- _Input material_

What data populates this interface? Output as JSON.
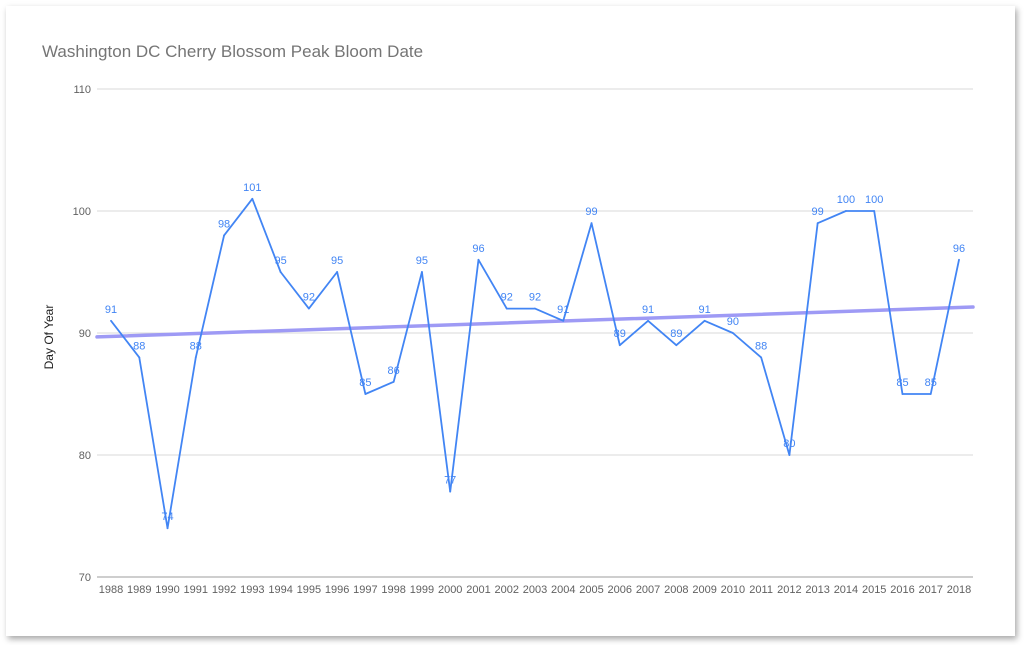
{
  "chart_data": {
    "type": "line",
    "title": "Washington DC Cherry Blossom Peak Bloom Date",
    "xlabel": "",
    "ylabel": "Day Of Year",
    "ylim": [
      70,
      110
    ],
    "yticks": [
      70,
      80,
      90,
      100,
      110
    ],
    "grid": true,
    "categories": [
      "1988",
      "1989",
      "1990",
      "1991",
      "1992",
      "1993",
      "1994",
      "1995",
      "1996",
      "1997",
      "1998",
      "1999",
      "2000",
      "2001",
      "2002",
      "2003",
      "2004",
      "2005",
      "2006",
      "2007",
      "2008",
      "2009",
      "2010",
      "2011",
      "2012",
      "2013",
      "2014",
      "2015",
      "2016",
      "2017",
      "2018"
    ],
    "series": [
      {
        "values": [
          91,
          88,
          74,
          88,
          98,
          101,
          95,
          92,
          95,
          85,
          86,
          95,
          77,
          96,
          92,
          92,
          91,
          99,
          89,
          91,
          89,
          91,
          90,
          88,
          80,
          99,
          100,
          100,
          85,
          85,
          96
        ],
        "color": "#4285f4",
        "data_labels": true
      }
    ],
    "trendline": {
      "type": "linear",
      "color": "#9e9af5"
    }
  }
}
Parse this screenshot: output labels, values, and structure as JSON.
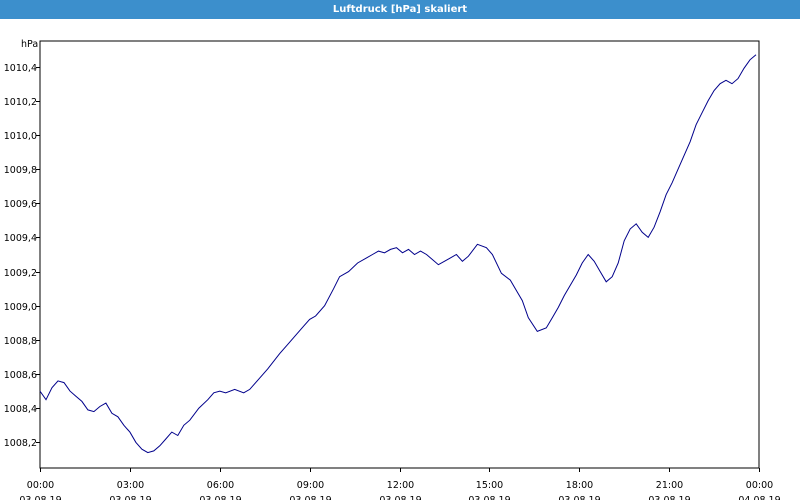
{
  "window": {
    "title": "Luftdruck [hPa] skaliert"
  },
  "chart_data": {
    "type": "line",
    "title": "Luftdruck [hPa] skaliert",
    "ylabel": "hPa",
    "xlabel": "",
    "ylim": [
      1008.05,
      1010.55
    ],
    "grid": true,
    "y_ticks": [
      "1008,2",
      "1008,4",
      "1008,6",
      "1008,8",
      "1009,0",
      "1009,2",
      "1009,4",
      "1009,6",
      "1009,8",
      "1010,0",
      "1010,2",
      "1010,4"
    ],
    "x_ticks": [
      {
        "time": "00:00",
        "date": "03.08.19"
      },
      {
        "time": "03:00",
        "date": "03.08.19"
      },
      {
        "time": "06:00",
        "date": "03.08.19"
      },
      {
        "time": "09:00",
        "date": "03.08.19"
      },
      {
        "time": "12:00",
        "date": "03.08.19"
      },
      {
        "time": "15:00",
        "date": "03.08.19"
      },
      {
        "time": "18:00",
        "date": "03.08.19"
      },
      {
        "time": "21:00",
        "date": "03.08.19"
      },
      {
        "time": "00:00",
        "date": "04.08.19"
      }
    ],
    "x_hours": [
      0,
      0.2,
      0.4,
      0.6,
      0.8,
      1.0,
      1.2,
      1.4,
      1.6,
      1.8,
      2.0,
      2.2,
      2.4,
      2.6,
      2.8,
      3.0,
      3.2,
      3.4,
      3.6,
      3.8,
      4.0,
      4.2,
      4.4,
      4.6,
      4.8,
      5.0,
      5.3,
      5.6,
      5.8,
      6.0,
      6.2,
      6.5,
      6.8,
      7.0,
      7.3,
      7.6,
      8.0,
      8.3,
      8.6,
      8.8,
      9.0,
      9.2,
      9.5,
      9.8,
      10.0,
      10.3,
      10.6,
      10.9,
      11.1,
      11.3,
      11.5,
      11.7,
      11.9,
      12.1,
      12.3,
      12.5,
      12.7,
      12.9,
      13.1,
      13.3,
      13.5,
      13.7,
      13.9,
      14.1,
      14.3,
      14.6,
      14.9,
      15.1,
      15.4,
      15.7,
      15.9,
      16.1,
      16.3,
      16.6,
      16.9,
      17.1,
      17.3,
      17.5,
      17.7,
      17.9,
      18.1,
      18.3,
      18.5,
      18.7,
      18.9,
      19.1,
      19.3,
      19.5,
      19.7,
      19.9,
      20.1,
      20.3,
      20.5,
      20.7,
      20.9,
      21.1,
      21.3,
      21.5,
      21.7,
      21.9,
      22.1,
      22.3,
      22.5,
      22.7,
      22.9,
      23.1,
      23.3,
      23.5,
      23.7,
      23.9
    ],
    "series": [
      {
        "color": "#00008b",
        "values": [
          1008.5,
          1008.45,
          1008.52,
          1008.56,
          1008.55,
          1008.5,
          1008.47,
          1008.44,
          1008.39,
          1008.38,
          1008.41,
          1008.43,
          1008.37,
          1008.35,
          1008.3,
          1008.26,
          1008.2,
          1008.16,
          1008.14,
          1008.15,
          1008.18,
          1008.22,
          1008.26,
          1008.24,
          1008.3,
          1008.33,
          1008.4,
          1008.45,
          1008.49,
          1008.5,
          1008.49,
          1008.51,
          1008.49,
          1008.51,
          1008.57,
          1008.63,
          1008.72,
          1008.78,
          1008.84,
          1008.88,
          1008.92,
          1008.94,
          1009.0,
          1009.1,
          1009.17,
          1009.2,
          1009.25,
          1009.28,
          1009.3,
          1009.32,
          1009.31,
          1009.33,
          1009.34,
          1009.31,
          1009.33,
          1009.3,
          1009.32,
          1009.3,
          1009.27,
          1009.24,
          1009.26,
          1009.28,
          1009.3,
          1009.26,
          1009.29,
          1009.36,
          1009.34,
          1009.3,
          1009.19,
          1009.15,
          1009.09,
          1009.03,
          1008.93,
          1008.85,
          1008.87,
          1008.93,
          1008.99,
          1009.06,
          1009.12,
          1009.18,
          1009.25,
          1009.3,
          1009.26,
          1009.2,
          1009.14,
          1009.17,
          1009.25,
          1009.38,
          1009.45,
          1009.48,
          1009.43,
          1009.4,
          1009.46,
          1009.55,
          1009.65,
          1009.72,
          1009.8,
          1009.88,
          1009.96,
          1010.06,
          1010.13,
          1010.2,
          1010.26,
          1010.3,
          1010.32,
          1010.3,
          1010.33,
          1010.39,
          1010.44,
          1010.47
        ]
      }
    ]
  }
}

- _Aim_
Reproduce each entry precisely, dropping only the pictures.

- _The reply_
What data populates this interface? Output as JSON.
{
  "chart_data": {
    "type": "line",
    "title": "Washington DC Cherry Blossom Peak Bloom Date",
    "xlabel": "",
    "ylabel": "Day Of Year",
    "ylim": [
      70,
      110
    ],
    "yticks": [
      70,
      80,
      90,
      100,
      110
    ],
    "grid": true,
    "categories": [
      "1988",
      "1989",
      "1990",
      "1991",
      "1992",
      "1993",
      "1994",
      "1995",
      "1996",
      "1997",
      "1998",
      "1999",
      "2000",
      "2001",
      "2002",
      "2003",
      "2004",
      "2005",
      "2006",
      "2007",
      "2008",
      "2009",
      "2010",
      "2011",
      "2012",
      "2013",
      "2014",
      "2015",
      "2016",
      "2017",
      "2018"
    ],
    "series": [
      {
        "values": [
          91,
          88,
          74,
          88,
          98,
          101,
          95,
          92,
          95,
          85,
          86,
          95,
          77,
          96,
          92,
          92,
          91,
          99,
          89,
          91,
          89,
          91,
          90,
          88,
          80,
          99,
          100,
          100,
          85,
          85,
          96
        ],
        "color": "#4285f4",
        "data_labels": true
      }
    ],
    "trendline": {
      "type": "linear",
      "color": "#9e9af5"
    }
  }
}
Parse this screenshot: output labels, values, and structure as JSON.
{
  "window": {
    "title": "Luftdruck [hPa] skaliert"
  },
  "chart_data": {
    "type": "line",
    "title": "Luftdruck [hPa] skaliert",
    "ylabel": "hPa",
    "xlabel": "",
    "ylim": [
      1008.05,
      1010.55
    ],
    "grid": true,
    "y_ticks": [
      "1008,2",
      "1008,4",
      "1008,6",
      "1008,8",
      "1009,0",
      "1009,2",
      "1009,4",
      "1009,6",
      "1009,8",
      "1010,0",
      "1010,2",
      "1010,4"
    ],
    "x_ticks": [
      {
        "time": "00:00",
        "date": "03.08.19"
      },
      {
        "time": "03:00",
        "date": "03.08.19"
      },
      {
        "time": "06:00",
        "date": "03.08.19"
      },
      {
        "time": "09:00",
        "date": "03.08.19"
      },
      {
        "time": "12:00",
        "date": "03.08.19"
      },
      {
        "time": "15:00",
        "date": "03.08.19"
      },
      {
        "time": "18:00",
        "date": "03.08.19"
      },
      {
        "time": "21:00",
        "date": "03.08.19"
      },
      {
        "time": "00:00",
        "date": "04.08.19"
      }
    ],
    "x_hours": [
      0,
      0.2,
      0.4,
      0.6,
      0.8,
      1.0,
      1.2,
      1.4,
      1.6,
      1.8,
      2.0,
      2.2,
      2.4,
      2.6,
      2.8,
      3.0,
      3.2,
      3.4,
      3.6,
      3.8,
      4.0,
      4.2,
      4.4,
      4.6,
      4.8,
      5.0,
      5.3,
      5.6,
      5.8,
      6.0,
      6.2,
      6.5,
      6.8,
      7.0,
      7.3,
      7.6,
      8.0,
      8.3,
      8.6,
      8.8,
      9.0,
      9.2,
      9.5,
      9.8,
      10.0,
      10.3,
      10.6,
      10.9,
      11.1,
      11.3,
      11.5,
      11.7,
      11.9,
      12.1,
      12.3,
      12.5,
      12.7,
      12.9,
      13.1,
      13.3,
      13.5,
      13.7,
      13.9,
      14.1,
      14.3,
      14.6,
      14.9,
      15.1,
      15.4,
      15.7,
      15.9,
      16.1,
      16.3,
      16.6,
      16.9,
      17.1,
      17.3,
      17.5,
      17.7,
      17.9,
      18.1,
      18.3,
      18.5,
      18.7,
      18.9,
      19.1,
      19.3,
      19.5,
      19.7,
      19.9,
      20.1,
      20.3,
      20.5,
      20.7,
      20.9,
      21.1,
      21.3,
      21.5,
      21.7,
      21.9,
      22.1,
      22.3,
      22.5,
      22.7,
      22.9,
      23.1,
      23.3,
      23.5,
      23.7,
      23.9
    ],
    "series": [
      {
        "color": "#00008b",
        "values": [
          1008.5,
          1008.45,
          1008.52,
          1008.56,
          1008.55,
          1008.5,
          1008.47,
          1008.44,
          1008.39,
          1008.38,
          1008.41,
          1008.43,
          1008.37,
          1008.35,
          1008.3,
          1008.26,
          1008.2,
          1008.16,
          1008.14,
          1008.15,
          1008.18,
          1008.22,
          1008.26,
          1008.24,
          1008.3,
          1008.33,
          1008.4,
          1008.45,
          1008.49,
          1008.5,
          1008.49,
          1008.51,
          1008.49,
          1008.51,
          1008.57,
          1008.63,
          1008.72,
          1008.78,
          1008.84,
          1008.88,
          1008.92,
          1008.94,
          1009.0,
          1009.1,
          1009.17,
          1009.2,
          1009.25,
          1009.28,
          1009.3,
          1009.32,
          1009.31,
          1009.33,
          1009.34,
          1009.31,
          1009.33,
          1009.3,
          1009.32,
          1009.3,
          1009.27,
          1009.24,
          1009.26,
          1009.28,
          1009.3,
          1009.26,
          1009.29,
          1009.36,
          1009.34,
          1009.3,
          1009.19,
          1009.15,
          1009.09,
          1009.03,
          1008.93,
          1008.85,
          1008.87,
          1008.93,
          1008.99,
          1009.06,
          1009.12,
          1009.18,
          1009.25,
          1009.3,
          1009.26,
          1009.2,
          1009.14,
          1009.17,
          1009.25,
          1009.38,
          1009.45,
          1009.48,
          1009.43,
          1009.4,
          1009.46,
          1009.55,
          1009.65,
          1009.72,
          1009.8,
          1009.88,
          1009.96,
          1010.06,
          1010.13,
          1010.2,
          1010.26,
          1010.3,
          1010.32,
          1010.3,
          1010.33,
          1010.39,
          1010.44,
          1010.47
        ]
      }
    ]
  }
}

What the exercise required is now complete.